→ **Task to carry out**: Write out each line of the material again, word for word.

→ **Extracted entries**:
○ ○ ○ ○ ○

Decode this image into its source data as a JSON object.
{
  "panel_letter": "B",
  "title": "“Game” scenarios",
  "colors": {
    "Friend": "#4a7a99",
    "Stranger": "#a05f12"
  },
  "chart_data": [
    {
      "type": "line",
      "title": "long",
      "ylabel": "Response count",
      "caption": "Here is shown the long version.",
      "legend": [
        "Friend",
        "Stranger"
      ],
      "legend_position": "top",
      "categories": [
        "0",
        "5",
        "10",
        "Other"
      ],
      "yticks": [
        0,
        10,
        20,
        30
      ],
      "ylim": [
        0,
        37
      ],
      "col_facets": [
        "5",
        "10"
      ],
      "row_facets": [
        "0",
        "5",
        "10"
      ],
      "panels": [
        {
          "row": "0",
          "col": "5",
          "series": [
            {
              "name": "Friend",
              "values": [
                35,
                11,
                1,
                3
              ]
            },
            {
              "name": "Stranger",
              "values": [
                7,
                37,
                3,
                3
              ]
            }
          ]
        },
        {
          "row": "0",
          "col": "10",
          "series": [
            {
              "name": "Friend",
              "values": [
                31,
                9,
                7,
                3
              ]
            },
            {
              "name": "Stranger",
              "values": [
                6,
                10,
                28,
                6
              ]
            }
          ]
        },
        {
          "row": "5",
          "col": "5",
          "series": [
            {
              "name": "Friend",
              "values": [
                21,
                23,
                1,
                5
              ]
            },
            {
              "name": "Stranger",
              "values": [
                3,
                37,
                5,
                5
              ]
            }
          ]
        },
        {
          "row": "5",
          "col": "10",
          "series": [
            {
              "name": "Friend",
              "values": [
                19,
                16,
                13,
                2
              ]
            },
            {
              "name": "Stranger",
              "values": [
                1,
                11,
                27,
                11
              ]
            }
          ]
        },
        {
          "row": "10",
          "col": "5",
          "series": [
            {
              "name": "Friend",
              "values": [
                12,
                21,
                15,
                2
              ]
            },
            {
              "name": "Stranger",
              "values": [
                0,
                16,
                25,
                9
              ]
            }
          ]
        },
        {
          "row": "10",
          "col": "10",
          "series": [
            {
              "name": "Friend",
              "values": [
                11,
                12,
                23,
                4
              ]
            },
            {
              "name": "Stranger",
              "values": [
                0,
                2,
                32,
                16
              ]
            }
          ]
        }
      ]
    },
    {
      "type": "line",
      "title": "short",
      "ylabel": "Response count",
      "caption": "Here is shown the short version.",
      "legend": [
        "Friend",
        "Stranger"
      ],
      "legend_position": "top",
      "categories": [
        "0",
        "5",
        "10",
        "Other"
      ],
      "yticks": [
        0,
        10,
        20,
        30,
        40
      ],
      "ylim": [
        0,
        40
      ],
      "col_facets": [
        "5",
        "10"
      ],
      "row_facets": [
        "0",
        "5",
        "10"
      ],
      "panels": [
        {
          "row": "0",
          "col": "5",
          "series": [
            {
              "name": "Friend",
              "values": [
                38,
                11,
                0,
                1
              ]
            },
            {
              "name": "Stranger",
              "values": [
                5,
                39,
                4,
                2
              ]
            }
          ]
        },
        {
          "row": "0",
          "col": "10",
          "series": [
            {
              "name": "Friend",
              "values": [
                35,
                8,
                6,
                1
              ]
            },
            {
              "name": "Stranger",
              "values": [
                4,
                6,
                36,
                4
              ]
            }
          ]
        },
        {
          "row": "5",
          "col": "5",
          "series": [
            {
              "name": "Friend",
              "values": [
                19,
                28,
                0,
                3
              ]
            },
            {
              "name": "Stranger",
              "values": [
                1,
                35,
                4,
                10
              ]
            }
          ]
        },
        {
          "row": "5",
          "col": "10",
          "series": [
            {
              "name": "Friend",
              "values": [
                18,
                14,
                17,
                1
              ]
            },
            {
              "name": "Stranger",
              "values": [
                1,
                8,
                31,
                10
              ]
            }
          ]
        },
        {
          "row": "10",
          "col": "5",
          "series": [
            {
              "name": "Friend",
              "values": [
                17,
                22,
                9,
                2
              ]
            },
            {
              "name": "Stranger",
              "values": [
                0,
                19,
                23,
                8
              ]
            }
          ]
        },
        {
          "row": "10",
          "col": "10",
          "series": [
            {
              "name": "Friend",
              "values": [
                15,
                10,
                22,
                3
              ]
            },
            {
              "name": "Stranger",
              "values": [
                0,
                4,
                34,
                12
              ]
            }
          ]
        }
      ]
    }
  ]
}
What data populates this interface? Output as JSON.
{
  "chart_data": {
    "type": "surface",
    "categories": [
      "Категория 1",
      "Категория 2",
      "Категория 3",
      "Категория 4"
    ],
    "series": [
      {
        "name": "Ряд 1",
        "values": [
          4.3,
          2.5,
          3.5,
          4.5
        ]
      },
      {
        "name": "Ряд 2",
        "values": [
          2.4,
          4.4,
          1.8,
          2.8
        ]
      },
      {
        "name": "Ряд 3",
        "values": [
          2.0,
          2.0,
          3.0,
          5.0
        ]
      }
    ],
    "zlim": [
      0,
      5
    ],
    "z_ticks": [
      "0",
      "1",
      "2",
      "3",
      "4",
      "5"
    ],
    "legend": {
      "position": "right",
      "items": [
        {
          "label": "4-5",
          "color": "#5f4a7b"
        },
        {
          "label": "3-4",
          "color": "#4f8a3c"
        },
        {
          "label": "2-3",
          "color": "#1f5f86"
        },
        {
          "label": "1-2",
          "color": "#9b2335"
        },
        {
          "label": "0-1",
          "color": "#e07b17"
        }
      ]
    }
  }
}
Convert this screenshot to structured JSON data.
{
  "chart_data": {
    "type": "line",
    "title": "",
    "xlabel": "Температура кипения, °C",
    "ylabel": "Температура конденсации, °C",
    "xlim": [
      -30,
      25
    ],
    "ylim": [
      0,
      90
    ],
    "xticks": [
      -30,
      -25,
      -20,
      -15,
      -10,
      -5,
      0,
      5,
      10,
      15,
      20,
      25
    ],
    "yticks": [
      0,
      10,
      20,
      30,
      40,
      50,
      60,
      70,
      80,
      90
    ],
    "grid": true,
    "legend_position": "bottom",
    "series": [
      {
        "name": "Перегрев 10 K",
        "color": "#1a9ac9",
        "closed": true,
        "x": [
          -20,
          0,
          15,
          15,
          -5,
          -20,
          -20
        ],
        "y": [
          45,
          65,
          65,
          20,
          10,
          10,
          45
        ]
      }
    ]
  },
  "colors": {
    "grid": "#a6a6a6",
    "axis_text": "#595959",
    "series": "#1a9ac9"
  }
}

○ ○ ○ ○ ○

→ **Correct answer**:
Decode this image into its source data as a JSON object.
{
  "panel_letter": "B",
  "title": "“Game” scenarios",
  "colors": {
    "Friend": "#4a7a99",
    "Stranger": "#a05f12"
  },
  "chart_data": [
    {
      "type": "line",
      "title": "long",
      "ylabel": "Response count",
      "caption": "Here is shown the long version.",
      "legend": [
        "Friend",
        "Stranger"
      ],
      "legend_position": "top",
      "categories": [
        "0",
        "5",
        "10",
        "Other"
      ],
      "yticks": [
        0,
        10,
        20,
        30
      ],
      "ylim": [
        0,
        37
      ],
      "col_facets": [
        "5",
        "10"
      ],
      "row_facets": [
        "0",
        "5",
        "10"
      ],
      "panels": [
        {
          "row": "0",
          "col": "5",
          "series": [
            {
              "name": "Friend",
              "values": [
                35,
                11,
                1,
                3
              ]
            },
            {
              "name": "Stranger",
              "values": [
                7,
                37,
                3,
                3
              ]
            }
          ]
        },
        {
          "row": "0",
          "col": "10",
          "series": [
            {
              "name": "Friend",
              "values": [
                31,
                9,
                7,
                3
              ]
            },
            {
              "name": "Stranger",
              "values": [
                6,
                10,
                28,
                6
              ]
            }
          ]
        },
        {
          "row": "5",
          "col": "5",
          "series": [
            {
              "name": "Friend",
              "values": [
                21,
                23,
                1,
                5
              ]
            },
            {
              "name": "Stranger",
              "values": [
                3,
                37,
                5,
                5
              ]
            }
          ]
        },
        {
          "row": "5",
          "col": "10",
          "series": [
            {
              "name": "Friend",
              "values": [
                19,
                16,
                13,
                2
              ]
            },
            {
              "name": "Stranger",
              "values": [
                1,
                11,
                27,
                11
              ]
            }
          ]
        },
        {
          "row": "10",
          "col": "5",
          "series": [
            {
              "name": "Friend",
              "values": [
                12,
                21,
                15,
                2
              ]
            },
            {
              "name": "Stranger",
              "values": [
                0,
                16,
                25,
                9
              ]
            }
          ]
        },
        {
          "row": "10",
          "col": "10",
          "series": [
            {
              "name": "Friend",
              "values": [
                11,
                12,
                23,
                4
              ]
            },
            {
              "name": "Stranger",
              "values": [
                0,
                2,
                32,
                16
              ]
            }
          ]
        }
      ]
    },
    {
      "type": "line",
      "title": "short",
      "ylabel": "Response count",
      "caption": "Here is shown the short version.",
      "legend": [
        "Friend",
        "Stranger"
      ],
      "legend_position": "top",
      "categories": [
        "0",
        "5",
        "10",
        "Other"
      ],
      "yticks": [
        0,
        10,
        20,
        30,
        40
      ],
      "ylim": [
        0,
        40
      ],
      "col_facets": [
        "5",
        "10"
      ],
      "row_facets": [
        "0",
        "5",
        "10"
      ],
      "panels": [
        {
          "row": "0",
          "col": "5",
          "series": [
            {
              "name": "Friend",
              "values": [
                38,
                11,
                0,
                1
              ]
            },
            {
              "name": "Stranger",
              "values": [
                5,
                39,
                4,
                2
              ]
            }
          ]
        },
        {
          "row": "0",
          "col": "10",
          "series": [
            {
              "name": "Friend",
              "values": [
                35,
                8,
                6,
                1
              ]
            },
            {
              "name": "Stranger",
              "values": [
                4,
                6,
                36,
                4
              ]
            }
          ]
        },
        {
          "row": "5",
          "col": "5",
          "series": [
            {
              "name": "Friend",
              "values": [
                19,
                28,
                0,
                3
              ]
            },
            {
              "name": "Stranger",
              "values": [
                1,
                35,
                4,
                10
              ]
            }
          ]
        },
        {
          "row": "5",
          "col": "10",
          "series": [
            {
              "name": "Friend",
              "values": [
                18,
                14,
                17,
                1
              ]
            },
            {
              "name": "Stranger",
              "values": [
                1,
                8,
                31,
                10
              ]
            }
          ]
        },
        {
          "row": "10",
          "col": "5",
          "series": [
            {
              "name": "Friend",
              "values": [
                17,
                22,
                9,
                2
              ]
            },
            {
              "name": "Stranger",
              "values": [
                0,
                19,
                23,
                8
              ]
            }
          ]
        },
        {
          "row": "10",
          "col": "10",
          "series": [
            {
              "name": "Friend",
              "values": [
                15,
                10,
                22,
                3
              ]
            },
            {
              "name": "Stranger",
              "values": [
                0,
                4,
                34,
                12
              ]
            }
          ]
        }
      ]
    }
  ]
}
What data populates this interface? Output as JSON.
{
  "chart_data": {
    "type": "surface",
    "categories": [
      "Категория 1",
      "Категория 2",
      "Категория 3",
      "Категория 4"
    ],
    "series": [
      {
        "name": "Ряд 1",
        "values": [
          4.3,
          2.5,
          3.5,
          4.5
        ]
      },
      {
        "name": "Ряд 2",
        "values": [
          2.4,
          4.4,
          1.8,
          2.8
        ]
      },
      {
        "name": "Ряд 3",
        "values": [
          2.0,
          2.0,
          3.0,
          5.0
        ]
      }
    ],
    "zlim": [
      0,
      5
    ],
    "z_ticks": [
      "0",
      "1",
      "2",
      "3",
      "4",
      "5"
    ],
    "legend": {
      "position": "right",
      "items": [
        {
          "label": "4-5",
          "color": "#5f4a7b"
        },
        {
          "label": "3-4",
          "color": "#4f8a3c"
        },
        {
          "label": "2-3",
          "color": "#1f5f86"
        },
        {
          "label": "1-2",
          "color": "#9b2335"
        },
        {
          "label": "0-1",
          "color": "#e07b17"
        }
      ]
    }
  }
}
Convert this screenshot to structured JSON data.
{
  "chart_data": {
    "type": "line",
    "title": "",
    "xlabel": "Температура кипения, °C",
    "ylabel": "Температура конденсации, °C",
    "xlim": [
      -30,
      25
    ],
    "ylim": [
      0,
      90
    ],
    "xticks": [
      -30,
      -25,
      -20,
      -15,
      -10,
      -5,
      0,
      5,
      10,
      15,
      20,
      25
    ],
    "yticks": [
      0,
      10,
      20,
      30,
      40,
      50,
      60,
      70,
      80,
      90
    ],
    "grid": true,
    "legend_position": "bottom",
    "series": [
      {
        "name": "Перегрев 10 K",
        "color": "#1a9ac9",
        "closed": true,
        "x": [
          -20,
          0,
          15,
          15,
          -5,
          -20,
          -20
        ],
        "y": [
          45,
          65,
          65,
          20,
          10,
          10,
          45
        ]
      }
    ]
  },
  "colors": {
    "grid": "#a6a6a6",
    "axis_text": "#595959",
    "series": "#1a9ac9"
  }
}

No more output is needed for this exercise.